◆ Consigne à suivre ◆
Recopiez à l'identique, dans le texte sur l'élaboration des séquences, le passage qui commence par « - Dans les étapes » et se poursuit jusqu'à « la même personne. ».

◆ Texte présenté ◆
------------------------------
Au final, les modifications apportées par le groupe U à la séquence faite par le groupe R sont mineures :

- Dans les étapes 1 (production initiale) et 8 (production finale), le nombre de phrases à écrire est remplacé par le nombre de mots ;

- Dans l’étape 4 (production simplifiée), le travail facultatif sur les anaphores est supprimé. Il ne figurait pas dans le canevas d’origine, mais il avait été ajouté pour répondre à la demande des enseignantes du groupe R.

- Dans l’étape 8 (production finale), la phrase d’amorce est modifiée pour être cohérente avec celle de l’étape 1 : nous retrouvons le même temps et la même personne.

Cette séance de formation a permis à ce groupe de prendre connaissance de la séquence et de l’adapter aux élèves, mais nous pouvons nous interroger sur son appropriation : Martine, qui est la seule à rester dans le groupe expérimental jusqu’à la fin, ne mettra en œuvre que partiellement cette séquence.

4.3.2 Élaboration de la séquence 2

En ce qui concerne la séquence 2, la formatrice fournit une deuxième séquence déjà prête lors de la troisième séance de formation : les textes choisis correspondront ainsi au genre choisi, mais la séquence sera très peu exploitée par les enseignantes, car le temps leur a manqué.
------------------------------
◆ Entrées fournies ◆
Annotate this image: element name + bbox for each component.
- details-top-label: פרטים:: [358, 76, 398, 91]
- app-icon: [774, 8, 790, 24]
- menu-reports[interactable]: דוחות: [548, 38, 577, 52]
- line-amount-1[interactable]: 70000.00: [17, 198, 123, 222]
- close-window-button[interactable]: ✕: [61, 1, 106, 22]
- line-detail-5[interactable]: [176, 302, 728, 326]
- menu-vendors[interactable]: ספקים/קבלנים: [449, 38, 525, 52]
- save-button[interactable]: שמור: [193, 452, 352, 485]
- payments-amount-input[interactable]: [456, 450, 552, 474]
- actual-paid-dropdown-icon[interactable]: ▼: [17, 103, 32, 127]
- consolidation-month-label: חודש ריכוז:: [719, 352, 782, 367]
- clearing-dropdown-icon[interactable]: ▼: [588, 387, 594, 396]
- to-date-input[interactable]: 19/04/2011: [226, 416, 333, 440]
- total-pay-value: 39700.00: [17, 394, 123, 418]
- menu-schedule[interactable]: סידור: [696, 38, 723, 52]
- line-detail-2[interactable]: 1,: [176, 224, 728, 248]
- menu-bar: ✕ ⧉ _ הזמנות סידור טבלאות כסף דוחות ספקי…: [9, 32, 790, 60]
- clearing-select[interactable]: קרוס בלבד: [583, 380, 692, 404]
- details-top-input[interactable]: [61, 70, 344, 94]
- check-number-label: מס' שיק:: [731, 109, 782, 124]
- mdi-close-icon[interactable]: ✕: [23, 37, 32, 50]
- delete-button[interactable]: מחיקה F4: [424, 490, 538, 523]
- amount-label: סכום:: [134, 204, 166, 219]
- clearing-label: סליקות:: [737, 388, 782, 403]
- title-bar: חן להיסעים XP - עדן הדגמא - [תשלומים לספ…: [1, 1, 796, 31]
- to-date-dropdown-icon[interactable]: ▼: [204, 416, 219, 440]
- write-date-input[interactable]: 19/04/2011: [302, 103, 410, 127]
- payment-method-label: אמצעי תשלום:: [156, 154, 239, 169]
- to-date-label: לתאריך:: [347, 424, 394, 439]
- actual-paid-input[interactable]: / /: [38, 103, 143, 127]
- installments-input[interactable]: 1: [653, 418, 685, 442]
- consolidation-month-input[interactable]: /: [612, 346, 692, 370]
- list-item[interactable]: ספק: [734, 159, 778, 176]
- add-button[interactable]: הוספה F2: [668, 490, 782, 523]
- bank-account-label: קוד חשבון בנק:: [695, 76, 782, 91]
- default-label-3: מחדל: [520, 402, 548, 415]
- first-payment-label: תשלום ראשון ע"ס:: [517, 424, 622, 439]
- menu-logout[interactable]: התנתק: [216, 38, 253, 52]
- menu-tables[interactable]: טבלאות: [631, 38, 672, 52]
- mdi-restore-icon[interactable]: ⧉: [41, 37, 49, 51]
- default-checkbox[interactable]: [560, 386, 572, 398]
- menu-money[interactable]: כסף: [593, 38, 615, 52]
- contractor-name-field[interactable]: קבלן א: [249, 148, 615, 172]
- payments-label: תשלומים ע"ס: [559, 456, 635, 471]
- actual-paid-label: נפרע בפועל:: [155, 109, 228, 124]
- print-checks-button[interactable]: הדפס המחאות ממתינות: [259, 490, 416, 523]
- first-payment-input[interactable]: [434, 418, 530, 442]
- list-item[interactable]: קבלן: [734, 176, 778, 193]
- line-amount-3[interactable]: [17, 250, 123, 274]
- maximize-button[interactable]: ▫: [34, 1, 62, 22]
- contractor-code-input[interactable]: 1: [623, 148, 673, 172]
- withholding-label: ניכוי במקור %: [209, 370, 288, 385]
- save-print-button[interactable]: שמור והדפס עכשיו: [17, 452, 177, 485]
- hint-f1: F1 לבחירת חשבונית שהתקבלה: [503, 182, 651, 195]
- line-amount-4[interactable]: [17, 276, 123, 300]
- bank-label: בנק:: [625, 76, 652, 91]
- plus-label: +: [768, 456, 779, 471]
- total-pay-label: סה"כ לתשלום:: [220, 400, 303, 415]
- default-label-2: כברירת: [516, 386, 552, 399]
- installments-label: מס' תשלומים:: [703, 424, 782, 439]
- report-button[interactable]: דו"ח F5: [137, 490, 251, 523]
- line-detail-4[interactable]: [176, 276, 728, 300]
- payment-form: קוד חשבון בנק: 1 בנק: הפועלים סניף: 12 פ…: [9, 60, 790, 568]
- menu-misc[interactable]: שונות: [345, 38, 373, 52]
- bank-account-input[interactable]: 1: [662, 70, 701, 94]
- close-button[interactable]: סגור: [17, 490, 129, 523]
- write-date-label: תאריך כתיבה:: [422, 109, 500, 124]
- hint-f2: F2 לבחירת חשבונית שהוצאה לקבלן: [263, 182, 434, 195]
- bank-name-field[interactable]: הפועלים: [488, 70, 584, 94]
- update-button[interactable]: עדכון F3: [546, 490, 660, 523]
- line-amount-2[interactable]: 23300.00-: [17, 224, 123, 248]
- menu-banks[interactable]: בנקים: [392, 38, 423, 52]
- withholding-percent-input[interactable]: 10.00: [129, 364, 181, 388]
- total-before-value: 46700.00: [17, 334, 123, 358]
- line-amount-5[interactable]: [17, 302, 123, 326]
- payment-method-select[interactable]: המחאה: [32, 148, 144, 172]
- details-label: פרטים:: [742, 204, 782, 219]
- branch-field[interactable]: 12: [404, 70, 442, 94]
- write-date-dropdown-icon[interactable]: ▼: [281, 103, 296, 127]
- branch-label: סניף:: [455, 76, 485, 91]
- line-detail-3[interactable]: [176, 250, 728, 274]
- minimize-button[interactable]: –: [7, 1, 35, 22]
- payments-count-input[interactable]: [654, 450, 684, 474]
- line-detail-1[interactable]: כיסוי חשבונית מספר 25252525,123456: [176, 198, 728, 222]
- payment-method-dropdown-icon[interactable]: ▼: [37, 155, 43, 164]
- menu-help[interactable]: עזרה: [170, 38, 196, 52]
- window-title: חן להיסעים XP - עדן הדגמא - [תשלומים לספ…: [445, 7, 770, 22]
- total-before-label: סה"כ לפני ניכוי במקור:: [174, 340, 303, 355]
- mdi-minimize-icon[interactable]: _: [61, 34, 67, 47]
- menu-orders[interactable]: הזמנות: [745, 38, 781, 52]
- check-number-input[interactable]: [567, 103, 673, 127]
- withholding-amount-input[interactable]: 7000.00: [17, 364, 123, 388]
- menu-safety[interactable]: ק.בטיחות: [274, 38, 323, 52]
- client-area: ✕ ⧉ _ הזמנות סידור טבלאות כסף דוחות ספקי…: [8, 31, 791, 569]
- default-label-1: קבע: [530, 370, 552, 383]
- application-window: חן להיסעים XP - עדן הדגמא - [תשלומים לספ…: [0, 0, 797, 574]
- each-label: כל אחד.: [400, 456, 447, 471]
------------------------------
◆ Corrigé de l'exercice ◆
- Dans les étapes 1 (production initiale) et 8 (production finale), le nombre de phrases à écrire est remplacé par le nombre de mots ;

- Dans l’étape 4 (production simplifiée), le travail facultatif sur les anaphores est supprimé. Il ne figurait pas dans le canevas d’origine, mais il avait été ajouté pour répondre à la demande des enseignantes du groupe R.

- Dans l’étape 8 (production finale), la phrase d’amorce est modifiée pour être cohérente avec celle de l’étape 1 : nous retrouvons le même temps et la même personne.